▶ Work required
Give the lines of each entry below as a numbered list, skipping blank lines and leaving the pictures out.
#### Listed entries
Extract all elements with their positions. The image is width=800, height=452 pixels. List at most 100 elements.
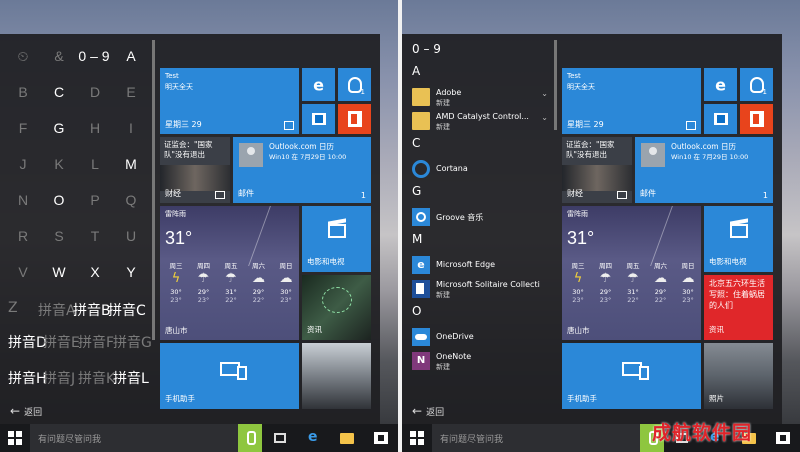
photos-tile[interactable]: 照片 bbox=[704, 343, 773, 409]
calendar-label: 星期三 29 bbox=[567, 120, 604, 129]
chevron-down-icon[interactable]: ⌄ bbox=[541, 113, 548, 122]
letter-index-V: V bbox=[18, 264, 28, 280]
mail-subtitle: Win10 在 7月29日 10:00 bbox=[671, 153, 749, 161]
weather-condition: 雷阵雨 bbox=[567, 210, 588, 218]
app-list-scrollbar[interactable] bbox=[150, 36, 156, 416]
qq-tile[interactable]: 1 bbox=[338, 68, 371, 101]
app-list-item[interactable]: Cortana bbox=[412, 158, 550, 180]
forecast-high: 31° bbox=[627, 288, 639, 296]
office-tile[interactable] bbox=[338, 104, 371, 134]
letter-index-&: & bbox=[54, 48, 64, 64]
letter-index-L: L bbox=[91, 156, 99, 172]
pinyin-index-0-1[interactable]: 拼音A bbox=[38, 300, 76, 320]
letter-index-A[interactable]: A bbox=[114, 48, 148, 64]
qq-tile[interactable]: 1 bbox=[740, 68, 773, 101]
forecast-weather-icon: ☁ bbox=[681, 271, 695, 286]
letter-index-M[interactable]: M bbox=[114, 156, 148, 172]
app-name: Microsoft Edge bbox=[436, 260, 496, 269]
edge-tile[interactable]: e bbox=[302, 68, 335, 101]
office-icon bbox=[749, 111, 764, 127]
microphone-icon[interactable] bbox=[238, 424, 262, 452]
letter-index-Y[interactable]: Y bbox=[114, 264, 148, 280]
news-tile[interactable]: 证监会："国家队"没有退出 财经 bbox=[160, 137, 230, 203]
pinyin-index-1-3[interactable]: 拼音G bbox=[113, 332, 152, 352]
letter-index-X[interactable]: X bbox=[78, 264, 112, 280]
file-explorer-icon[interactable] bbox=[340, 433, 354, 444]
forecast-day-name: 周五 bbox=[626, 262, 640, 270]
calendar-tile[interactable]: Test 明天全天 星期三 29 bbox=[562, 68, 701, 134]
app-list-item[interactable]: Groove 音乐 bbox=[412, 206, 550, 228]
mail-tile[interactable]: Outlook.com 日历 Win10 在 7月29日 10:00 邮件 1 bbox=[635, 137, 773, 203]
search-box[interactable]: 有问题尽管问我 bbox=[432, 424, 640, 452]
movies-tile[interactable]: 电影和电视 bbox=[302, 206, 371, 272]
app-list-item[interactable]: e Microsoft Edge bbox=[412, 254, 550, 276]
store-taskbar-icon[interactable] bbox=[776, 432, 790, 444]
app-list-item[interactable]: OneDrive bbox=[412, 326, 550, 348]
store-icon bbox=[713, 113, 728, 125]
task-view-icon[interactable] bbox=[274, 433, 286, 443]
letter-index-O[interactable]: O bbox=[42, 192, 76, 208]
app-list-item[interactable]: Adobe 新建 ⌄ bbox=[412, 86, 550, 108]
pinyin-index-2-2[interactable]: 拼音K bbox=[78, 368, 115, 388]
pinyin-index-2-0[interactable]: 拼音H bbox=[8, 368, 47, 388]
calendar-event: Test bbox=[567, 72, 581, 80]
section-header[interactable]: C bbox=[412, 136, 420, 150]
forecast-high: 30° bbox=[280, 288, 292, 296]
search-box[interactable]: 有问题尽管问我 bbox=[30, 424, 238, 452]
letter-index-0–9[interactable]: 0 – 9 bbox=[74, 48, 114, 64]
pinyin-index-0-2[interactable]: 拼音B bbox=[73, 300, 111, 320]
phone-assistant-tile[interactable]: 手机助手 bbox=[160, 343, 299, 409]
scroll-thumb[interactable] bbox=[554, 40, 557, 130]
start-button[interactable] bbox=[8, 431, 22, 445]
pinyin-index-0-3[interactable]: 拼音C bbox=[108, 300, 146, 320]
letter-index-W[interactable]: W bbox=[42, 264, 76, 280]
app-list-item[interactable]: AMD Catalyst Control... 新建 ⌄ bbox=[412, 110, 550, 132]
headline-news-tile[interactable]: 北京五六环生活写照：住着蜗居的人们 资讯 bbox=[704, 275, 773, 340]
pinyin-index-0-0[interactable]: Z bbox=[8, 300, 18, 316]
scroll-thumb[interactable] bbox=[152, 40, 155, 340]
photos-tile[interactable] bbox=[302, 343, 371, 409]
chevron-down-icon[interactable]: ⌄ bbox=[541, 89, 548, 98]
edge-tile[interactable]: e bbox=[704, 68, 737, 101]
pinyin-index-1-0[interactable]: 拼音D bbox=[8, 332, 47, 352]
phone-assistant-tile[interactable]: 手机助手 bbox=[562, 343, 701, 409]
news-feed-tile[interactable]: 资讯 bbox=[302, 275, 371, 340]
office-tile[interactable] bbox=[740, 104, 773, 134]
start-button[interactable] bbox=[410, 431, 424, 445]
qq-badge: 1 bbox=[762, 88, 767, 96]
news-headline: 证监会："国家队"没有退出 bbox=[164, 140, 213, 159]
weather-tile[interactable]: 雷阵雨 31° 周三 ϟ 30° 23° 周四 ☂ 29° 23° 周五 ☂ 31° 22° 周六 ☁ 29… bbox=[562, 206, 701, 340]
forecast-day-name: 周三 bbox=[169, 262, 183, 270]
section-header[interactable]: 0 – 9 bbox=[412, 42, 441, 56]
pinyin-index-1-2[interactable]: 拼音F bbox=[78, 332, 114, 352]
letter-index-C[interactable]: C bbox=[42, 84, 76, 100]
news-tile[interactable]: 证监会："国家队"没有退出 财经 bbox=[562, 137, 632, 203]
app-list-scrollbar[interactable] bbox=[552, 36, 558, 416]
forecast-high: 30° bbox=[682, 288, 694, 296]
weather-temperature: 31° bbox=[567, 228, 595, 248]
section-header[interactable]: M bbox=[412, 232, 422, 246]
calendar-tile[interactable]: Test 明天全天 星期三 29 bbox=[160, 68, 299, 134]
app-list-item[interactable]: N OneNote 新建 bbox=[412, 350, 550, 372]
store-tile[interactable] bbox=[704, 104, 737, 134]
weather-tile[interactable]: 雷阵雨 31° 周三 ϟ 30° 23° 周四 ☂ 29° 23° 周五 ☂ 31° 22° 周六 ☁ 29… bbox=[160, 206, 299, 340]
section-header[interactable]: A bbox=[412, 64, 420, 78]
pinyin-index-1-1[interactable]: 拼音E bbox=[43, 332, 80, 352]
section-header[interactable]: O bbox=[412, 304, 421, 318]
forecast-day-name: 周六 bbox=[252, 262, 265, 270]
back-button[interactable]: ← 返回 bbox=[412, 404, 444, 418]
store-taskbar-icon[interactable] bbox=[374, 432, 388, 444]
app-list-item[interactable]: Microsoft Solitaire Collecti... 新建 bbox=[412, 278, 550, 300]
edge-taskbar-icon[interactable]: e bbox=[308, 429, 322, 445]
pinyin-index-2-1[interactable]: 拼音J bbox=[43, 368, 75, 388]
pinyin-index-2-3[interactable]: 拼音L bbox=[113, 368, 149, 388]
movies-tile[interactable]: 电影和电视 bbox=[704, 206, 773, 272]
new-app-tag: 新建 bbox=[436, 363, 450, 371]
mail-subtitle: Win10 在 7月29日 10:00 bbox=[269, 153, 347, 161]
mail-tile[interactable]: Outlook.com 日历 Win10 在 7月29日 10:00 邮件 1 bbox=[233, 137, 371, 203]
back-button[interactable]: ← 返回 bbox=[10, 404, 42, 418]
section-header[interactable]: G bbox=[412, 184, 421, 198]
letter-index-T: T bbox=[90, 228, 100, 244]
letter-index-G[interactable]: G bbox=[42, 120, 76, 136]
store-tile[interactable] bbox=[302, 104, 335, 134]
########
▶ Worked solution
1. Extract all elements with their positions. The image is width=800, height=452 pixels. List at most 100 elements.
2. photos-tile[interactable]: 照片 bbox=[704, 343, 773, 409]
3. calendar-label: 星期三 29 bbox=[567, 120, 604, 129]
4. chevron-down-icon[interactable]: ⌄ bbox=[541, 113, 548, 122]
5. letter-index-V: V bbox=[18, 264, 28, 280]
6. mail-subtitle: Win10 在 7月29日 10:00 bbox=[671, 153, 749, 161]
7. weather-condition: 雷阵雨 bbox=[567, 210, 588, 218]
8. app-list-scrollbar[interactable] bbox=[150, 36, 156, 416]
9. qq-tile[interactable]: 1 bbox=[338, 68, 371, 101]
10. app-list-item[interactable]: Cortana bbox=[412, 158, 550, 180]
11. forecast-high: 31° bbox=[627, 288, 639, 296]
12. office-tile[interactable] bbox=[338, 104, 371, 134]
13. letter-index-&: & bbox=[54, 48, 64, 64]
14. letter-index-L: L bbox=[91, 156, 99, 172]
15. pinyin-index-0-1[interactable]: 拼音A bbox=[38, 300, 76, 320]
16. letter-index-A[interactable]: A bbox=[114, 48, 148, 64]
17. qq-tile[interactable]: 1 bbox=[740, 68, 773, 101]
18. forecast-weather-icon: ☁ bbox=[681, 271, 695, 286]
19. letter-index-M[interactable]: M bbox=[114, 156, 148, 172]
20. app-name: Microsoft Edge bbox=[436, 260, 496, 269]
21. edge-tile[interactable]: e bbox=[302, 68, 335, 101]
22. office-icon bbox=[749, 111, 764, 127]
23. microphone-icon[interactable] bbox=[238, 424, 262, 452]
24. letter-index-Y[interactable]: Y bbox=[114, 264, 148, 280]
25. news-tile[interactable]: 证监会："国家队"没有退出 财经 bbox=[160, 137, 230, 203]
26. pinyin-index-1-3[interactable]: 拼音G bbox=[113, 332, 152, 352]
27. letter-index-X[interactable]: X bbox=[78, 264, 112, 280]
28. file-explorer-icon[interactable] bbox=[340, 433, 354, 444]
29. forecast-day-name: 周五 bbox=[626, 262, 640, 270]
30. calendar-tile[interactable]: Test 明天全天 星期三 29 bbox=[562, 68, 701, 134]
31. app-list-item[interactable]: Groove 音乐 bbox=[412, 206, 550, 228]
32. mail-tile[interactable]: Outlook.com 日历 Win10 在 7月29日 10:00 邮件 1 bbox=[635, 137, 773, 203]
33. search-box[interactable]: 有问题尽管问我 bbox=[432, 424, 640, 452]
34. movies-tile[interactable]: 电影和电视 bbox=[302, 206, 371, 272]
35. app-list-item[interactable]: e Microsoft Edge bbox=[412, 254, 550, 276]
36. store-taskbar-icon[interactable] bbox=[776, 432, 790, 444]
37. app-list-item[interactable]: OneDrive bbox=[412, 326, 550, 348]
38. store-icon bbox=[713, 113, 728, 125]
39. task-view-icon[interactable] bbox=[274, 433, 286, 443]
40. letter-index-O[interactable]: O bbox=[42, 192, 76, 208]
41. app-list-item[interactable]: Adobe 新建 ⌄ bbox=[412, 86, 550, 108]
42. pinyin-index-2-2[interactable]: 拼音K bbox=[78, 368, 115, 388]
43. pinyin-index-2-0[interactable]: 拼音H bbox=[8, 368, 47, 388]
44. calendar-event: Test bbox=[567, 72, 581, 80]
45. section-header[interactable]: C bbox=[412, 136, 420, 150]
46. forecast-high: 30° bbox=[280, 288, 292, 296]
47. search-box[interactable]: 有问题尽管问我 bbox=[30, 424, 238, 452]
48. letter-index-0–9[interactable]: 0 – 9 bbox=[74, 48, 114, 64]
49. pinyin-index-0-2[interactable]: 拼音B bbox=[73, 300, 111, 320]
50. phone-assistant-tile[interactable]: 手机助手 bbox=[160, 343, 299, 409]
51. scroll-thumb[interactable] bbox=[554, 40, 557, 130]
52. start-button[interactable] bbox=[8, 431, 22, 445]
53. pinyin-index-0-3[interactable]: 拼音C bbox=[108, 300, 146, 320]
54. letter-index-W[interactable]: W bbox=[42, 264, 76, 280]
55. app-list-item[interactable]: AMD Catalyst Control... 新建 ⌄ bbox=[412, 110, 550, 132]
56. headline-news-tile[interactable]: 北京五六环生活写照：住着蜗居的人们 资讯 bbox=[704, 275, 773, 340]
57. pinyin-index-0-0[interactable]: Z bbox=[8, 300, 18, 316]
58. scroll-thumb[interactable] bbox=[152, 40, 155, 340]
59. photos-tile[interactable] bbox=[302, 343, 371, 409]
60. chevron-down-icon[interactable]: ⌄ bbox=[541, 89, 548, 98]
61. edge-tile[interactable]: e bbox=[704, 68, 737, 101]
62. pinyin-index-1-0[interactable]: 拼音D bbox=[8, 332, 47, 352]
63. phone-assistant-tile[interactable]: 手机助手 bbox=[562, 343, 701, 409]
64. news-feed-tile[interactable]: 资讯 bbox=[302, 275, 371, 340]
65. office-tile[interactable] bbox=[740, 104, 773, 134]
66. start-button[interactable] bbox=[410, 431, 424, 445]
67. qq-badge: 1 bbox=[762, 88, 767, 96]
68. news-headline: 证监会："国家队"没有退出 bbox=[164, 140, 213, 159]
69. weather-tile[interactable]: 雷阵雨 31° 周三 ϟ 30° 23° 周四 ☂ 29° 23° 周五 ☂ 31° 22° 周六 ☁ 29… bbox=[562, 206, 701, 340]
70. forecast-day-name: 周三 bbox=[169, 262, 183, 270]
71. section-header[interactable]: 0 – 9 bbox=[412, 42, 441, 56]
72. pinyin-index-1-2[interactable]: 拼音F bbox=[78, 332, 114, 352]
73. letter-index-C[interactable]: C bbox=[42, 84, 76, 100]
74. news-tile[interactable]: 证监会："国家队"没有退出 财经 bbox=[562, 137, 632, 203]
75. app-list-scrollbar[interactable] bbox=[552, 36, 558, 416]
76. forecast-high: 30° bbox=[682, 288, 694, 296]
77. weather-temperature: 31° bbox=[567, 228, 595, 248]
78. section-header[interactable]: M bbox=[412, 232, 422, 246]
79. calendar-tile[interactable]: Test 明天全天 星期三 29 bbox=[160, 68, 299, 134]
80. app-list-item[interactable]: N OneNote 新建 bbox=[412, 350, 550, 372]
81. store-tile[interactable] bbox=[704, 104, 737, 134]
82. weather-tile[interactable]: 雷阵雨 31° 周三 ϟ 30° 23° 周四 ☂ 29° 23° 周五 ☂ 31° 22° 周六 ☁ 29… bbox=[160, 206, 299, 340]
83. section-header[interactable]: A bbox=[412, 64, 420, 78]
84. pinyin-index-1-1[interactable]: 拼音E bbox=[43, 332, 80, 352]
85. section-header[interactable]: O bbox=[412, 304, 421, 318]
86. forecast-day-name: 周六 bbox=[252, 262, 265, 270]
87. back-button[interactable]: ← 返回 bbox=[412, 404, 444, 418]
88. store-taskbar-icon[interactable] bbox=[374, 432, 388, 444]
89. app-list-item[interactable]: Microsoft Solitaire Collecti... 新建 bbox=[412, 278, 550, 300]
90. edge-taskbar-icon[interactable]: e bbox=[308, 429, 322, 445]
91. pinyin-index-2-1[interactable]: 拼音J bbox=[43, 368, 75, 388]
92. pinyin-index-2-3[interactable]: 拼音L bbox=[113, 368, 149, 388]
93. movies-tile[interactable]: 电影和电视 bbox=[704, 206, 773, 272]
94. new-app-tag: 新建 bbox=[436, 363, 450, 371]
95. mail-subtitle: Win10 在 7月29日 10:00 bbox=[269, 153, 347, 161]
96. mail-tile[interactable]: Outlook.com 日历 Win10 在 7月29日 10:00 邮件 1 bbox=[233, 137, 371, 203]
97. back-button[interactable]: ← 返回 bbox=[10, 404, 42, 418]
98. section-header[interactable]: G bbox=[412, 184, 421, 198]
99. letter-index-T: T bbox=[90, 228, 100, 244]
100. letter-index-G[interactable]: G bbox=[42, 120, 76, 136]
101. store-tile[interactable] bbox=[302, 104, 335, 134]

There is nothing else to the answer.